**What you will do:** The word "repeats" marks the lines you need; copy each of them from the data.

Figure record extracts

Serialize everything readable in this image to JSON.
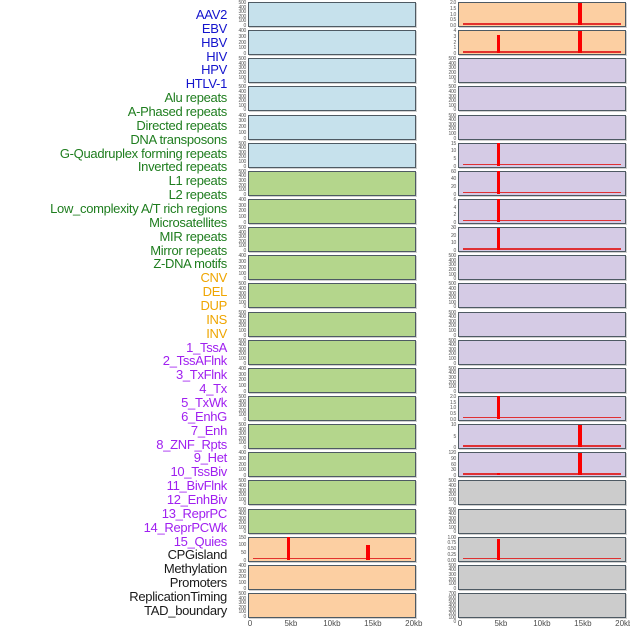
{
  "colors": {
    "label": {
      "virus": "#1414cd",
      "repeat": "#1e7d1e",
      "sv": "#efa500",
      "chromhmm": "#a020f0",
      "other": "#1a1a1a"
    },
    "fill": {
      "virus": "#c6e1ec",
      "repeat": "#b4d68c",
      "sv": "#fccfa2",
      "chromhmm": "#d5cbe5",
      "other": "#cccccc"
    },
    "plot_border": "#4e5a63",
    "spike_red": "#fb0000",
    "axis_text": "#4d4d4d"
  },
  "chart_data": {
    "type": "area",
    "description": "44 genomic-feature density tracks in two columns over a 0-20kb window; red spikes mark enriched positions near 5kb and 15kb",
    "x_ticks": [
      "0",
      "5kb",
      "10kb",
      "15kb",
      "20kb"
    ],
    "x_range_kb": [
      0,
      20
    ],
    "columns": 2,
    "rows_per_column": 22,
    "tracks": [
      {
        "label": "AAV2",
        "group": "virus",
        "yticks": [
          "500",
          "400",
          "300",
          "200",
          "100",
          "0"
        ],
        "baseline": false,
        "spikes": []
      },
      {
        "label": "EBV",
        "group": "virus",
        "yticks": [
          "400",
          "300",
          "200",
          "100",
          "0"
        ],
        "baseline": false,
        "spikes": []
      },
      {
        "label": "HBV",
        "group": "virus",
        "yticks": [
          "500",
          "400",
          "300",
          "200",
          "100",
          "0"
        ],
        "baseline": false,
        "spikes": []
      },
      {
        "label": "HIV",
        "group": "virus",
        "yticks": [
          "500",
          "400",
          "300",
          "200",
          "100",
          "0"
        ],
        "baseline": false,
        "spikes": []
      },
      {
        "label": "HPV",
        "group": "virus",
        "yticks": [
          "400",
          "300",
          "200",
          "100",
          "0"
        ],
        "baseline": false,
        "spikes": []
      },
      {
        "label": "HTLV-1",
        "group": "virus",
        "yticks": [
          "500",
          "400",
          "300",
          "200",
          "100",
          "0"
        ],
        "baseline": false,
        "spikes": []
      },
      {
        "label": "Alu repeats",
        "group": "repeat",
        "yticks": [
          "500",
          "400",
          "300",
          "200",
          "100",
          "0"
        ],
        "baseline": false,
        "spikes": []
      },
      {
        "label": "A-Phased repeats",
        "group": "repeat",
        "yticks": [
          "400",
          "300",
          "200",
          "100",
          "0"
        ],
        "baseline": false,
        "spikes": []
      },
      {
        "label": "Directed repeats",
        "group": "repeat",
        "yticks": [
          "500",
          "400",
          "300",
          "200",
          "100",
          "0"
        ],
        "baseline": false,
        "spikes": []
      },
      {
        "label": "DNA transposons",
        "group": "repeat",
        "yticks": [
          "400",
          "300",
          "200",
          "100",
          "0"
        ],
        "baseline": false,
        "spikes": []
      },
      {
        "label": "G-Quadruplex forming repeats",
        "group": "repeat",
        "yticks": [
          "500",
          "400",
          "300",
          "200",
          "100",
          "0"
        ],
        "baseline": false,
        "spikes": []
      },
      {
        "label": "Inverted repeats",
        "group": "repeat",
        "yticks": [
          "500",
          "400",
          "300",
          "200",
          "100",
          "0"
        ],
        "baseline": false,
        "spikes": []
      },
      {
        "label": "L1 repeats",
        "group": "repeat",
        "yticks": [
          "500",
          "400",
          "300",
          "200",
          "100",
          "0"
        ],
        "baseline": false,
        "spikes": []
      },
      {
        "label": "L2 repeats",
        "group": "repeat",
        "yticks": [
          "400",
          "300",
          "200",
          "100",
          "0"
        ],
        "baseline": false,
        "spikes": []
      },
      {
        "label": "Low_complexity A/T rich regions",
        "group": "repeat",
        "yticks": [
          "500",
          "400",
          "300",
          "200",
          "100",
          "0"
        ],
        "baseline": false,
        "spikes": []
      },
      {
        "label": "Microsatellites",
        "group": "repeat",
        "yticks": [
          "500",
          "400",
          "300",
          "200",
          "100",
          "0"
        ],
        "baseline": false,
        "spikes": []
      },
      {
        "label": "MIR repeats",
        "group": "repeat",
        "yticks": [
          "400",
          "300",
          "200",
          "100",
          "0"
        ],
        "baseline": false,
        "spikes": []
      },
      {
        "label": "Mirror repeats",
        "group": "repeat",
        "yticks": [
          "500",
          "400",
          "300",
          "200",
          "100",
          "0"
        ],
        "baseline": false,
        "spikes": []
      },
      {
        "label": "Z-DNA motifs",
        "group": "repeat",
        "yticks": [
          "500",
          "400",
          "300",
          "200",
          "100",
          "0"
        ],
        "baseline": false,
        "spikes": []
      },
      {
        "label": "CNV",
        "group": "sv",
        "yticks": [
          "150",
          "100",
          "50",
          "0"
        ],
        "baseline": true,
        "spikes": [
          {
            "x_kb": 5,
            "x_frac": 0.24,
            "height_frac": 1.0,
            "est_value": 150
          },
          {
            "x_kb": 15,
            "x_frac": 0.72,
            "height_frac": 0.63,
            "est_value": 95
          }
        ]
      },
      {
        "label": "DEL",
        "group": "sv",
        "yticks": [
          "400",
          "300",
          "200",
          "100",
          "0"
        ],
        "baseline": false,
        "spikes": []
      },
      {
        "label": "DUP",
        "group": "sv",
        "yticks": [
          "500",
          "400",
          "300",
          "200",
          "100",
          "0"
        ],
        "baseline": false,
        "spikes": []
      },
      {
        "label": "INS",
        "group": "sv",
        "yticks": [
          "2.0",
          "1.5",
          "1.0",
          "0.5",
          "0.0"
        ],
        "baseline": true,
        "spikes": [
          {
            "x_kb": 15,
            "x_frac": 0.73,
            "height_frac": 1.0,
            "est_value": 2.0
          }
        ]
      },
      {
        "label": "INV",
        "group": "sv",
        "yticks": [
          "4",
          "3",
          "2",
          "1",
          "0"
        ],
        "baseline": true,
        "spikes": [
          {
            "x_kb": 5,
            "x_frac": 0.24,
            "height_frac": 0.8,
            "est_value": 3.2
          },
          {
            "x_kb": 15,
            "x_frac": 0.73,
            "height_frac": 1.0,
            "est_value": 4
          }
        ]
      },
      {
        "label": "1_TssA",
        "group": "chromhmm",
        "yticks": [
          "500",
          "400",
          "300",
          "200",
          "100",
          "0"
        ],
        "baseline": false,
        "spikes": []
      },
      {
        "label": "2_TssAFlnk",
        "group": "chromhmm",
        "yticks": [
          "500",
          "400",
          "300",
          "200",
          "100",
          "0"
        ],
        "baseline": false,
        "spikes": []
      },
      {
        "label": "3_TxFlnk",
        "group": "chromhmm",
        "yticks": [
          "500",
          "400",
          "300",
          "200",
          "100",
          "0"
        ],
        "baseline": false,
        "spikes": []
      },
      {
        "label": "4_Tx",
        "group": "chromhmm",
        "yticks": [
          "15",
          "10",
          "5",
          "0"
        ],
        "baseline": true,
        "spikes": [
          {
            "x_kb": 5,
            "x_frac": 0.24,
            "height_frac": 1.0,
            "est_value": 15
          }
        ]
      },
      {
        "label": "5_TxWk",
        "group": "chromhmm",
        "yticks": [
          "60",
          "40",
          "20",
          "0"
        ],
        "baseline": true,
        "spikes": [
          {
            "x_kb": 5,
            "x_frac": 0.24,
            "height_frac": 1.0,
            "est_value": 60
          }
        ]
      },
      {
        "label": "6_EnhG",
        "group": "chromhmm",
        "yticks": [
          "6",
          "4",
          "2",
          "0"
        ],
        "baseline": true,
        "spikes": [
          {
            "x_kb": 5,
            "x_frac": 0.24,
            "height_frac": 1.0,
            "est_value": 6
          }
        ]
      },
      {
        "label": "7_Enh",
        "group": "chromhmm",
        "yticks": [
          "30",
          "20",
          "10",
          "0"
        ],
        "baseline": true,
        "spikes": [
          {
            "x_kb": 5,
            "x_frac": 0.24,
            "height_frac": 1.0,
            "est_value": 30
          }
        ]
      },
      {
        "label": "8_ZNF_Rpts",
        "group": "chromhmm",
        "yticks": [
          "500",
          "400",
          "300",
          "200",
          "100",
          "0"
        ],
        "baseline": false,
        "spikes": []
      },
      {
        "label": "9_Het",
        "group": "chromhmm",
        "yticks": [
          "500",
          "400",
          "300",
          "200",
          "100",
          "0"
        ],
        "baseline": false,
        "spikes": []
      },
      {
        "label": "10_TssBiv",
        "group": "chromhmm",
        "yticks": [
          "500",
          "400",
          "300",
          "200",
          "100",
          "0"
        ],
        "baseline": false,
        "spikes": []
      },
      {
        "label": "11_BivFlnk",
        "group": "chromhmm",
        "yticks": [
          "500",
          "400",
          "300",
          "200",
          "100",
          "0"
        ],
        "baseline": false,
        "spikes": []
      },
      {
        "label": "12_EnhBiv",
        "group": "chromhmm",
        "yticks": [
          "500",
          "400",
          "300",
          "200",
          "100",
          "0"
        ],
        "baseline": false,
        "spikes": []
      },
      {
        "label": "13_ReprPC",
        "group": "chromhmm",
        "yticks": [
          "2.0",
          "1.5",
          "1.0",
          "0.5",
          "0.0"
        ],
        "baseline": true,
        "spikes": [
          {
            "x_kb": 5,
            "x_frac": 0.24,
            "height_frac": 1.0,
            "est_value": 2.0
          }
        ]
      },
      {
        "label": "14_ReprPCWk",
        "group": "chromhmm",
        "yticks": [
          "10",
          "5",
          "0"
        ],
        "baseline": true,
        "spikes": [
          {
            "x_kb": 15,
            "x_frac": 0.73,
            "height_frac": 1.0,
            "est_value": 10
          }
        ]
      },
      {
        "label": "15_Quies",
        "group": "chromhmm",
        "yticks": [
          "120",
          "90",
          "60",
          "30",
          "0"
        ],
        "baseline": true,
        "spikes": [
          {
            "x_kb": 5,
            "x_frac": 0.24,
            "height_frac": 0.1,
            "est_value": 12
          },
          {
            "x_kb": 15,
            "x_frac": 0.73,
            "height_frac": 1.0,
            "est_value": 120
          }
        ]
      },
      {
        "label": "CPGisland",
        "group": "other",
        "yticks": [
          "500",
          "400",
          "300",
          "200",
          "100",
          "0"
        ],
        "baseline": false,
        "spikes": []
      },
      {
        "label": "Methylation",
        "group": "other",
        "yticks": [
          "500",
          "400",
          "300",
          "200",
          "100",
          "0"
        ],
        "baseline": false,
        "spikes": []
      },
      {
        "label": "Promoters",
        "group": "other",
        "yticks": [
          "1.00",
          "0.75",
          "0.50",
          "0.25",
          "0.00"
        ],
        "baseline": true,
        "spikes": [
          {
            "x_kb": 5,
            "x_frac": 0.24,
            "height_frac": 0.9,
            "est_value": 0.9
          }
        ]
      },
      {
        "label": "ReplicationTiming",
        "group": "other",
        "yticks": [
          "500",
          "400",
          "300",
          "200",
          "100",
          "0"
        ],
        "baseline": false,
        "spikes": []
      },
      {
        "label": "TAD_boundary",
        "group": "other",
        "yticks": [
          "700",
          "600",
          "500",
          "400",
          "300",
          "200",
          "100",
          "0"
        ],
        "baseline": false,
        "spikes": []
      }
    ]
  }
}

**Solution below:**
        "label": "Alu repeats",
        "label": "A-Phased repeats",
        "label": "Directed repeats",
        "label": "G-Quadruplex forming repeats",
        "label": "Inverted repeats",
        "label": "L1 repeats",
        "label": "L2 repeats",
        "label": "MIR repeats",
        "label": "Mirror repeats",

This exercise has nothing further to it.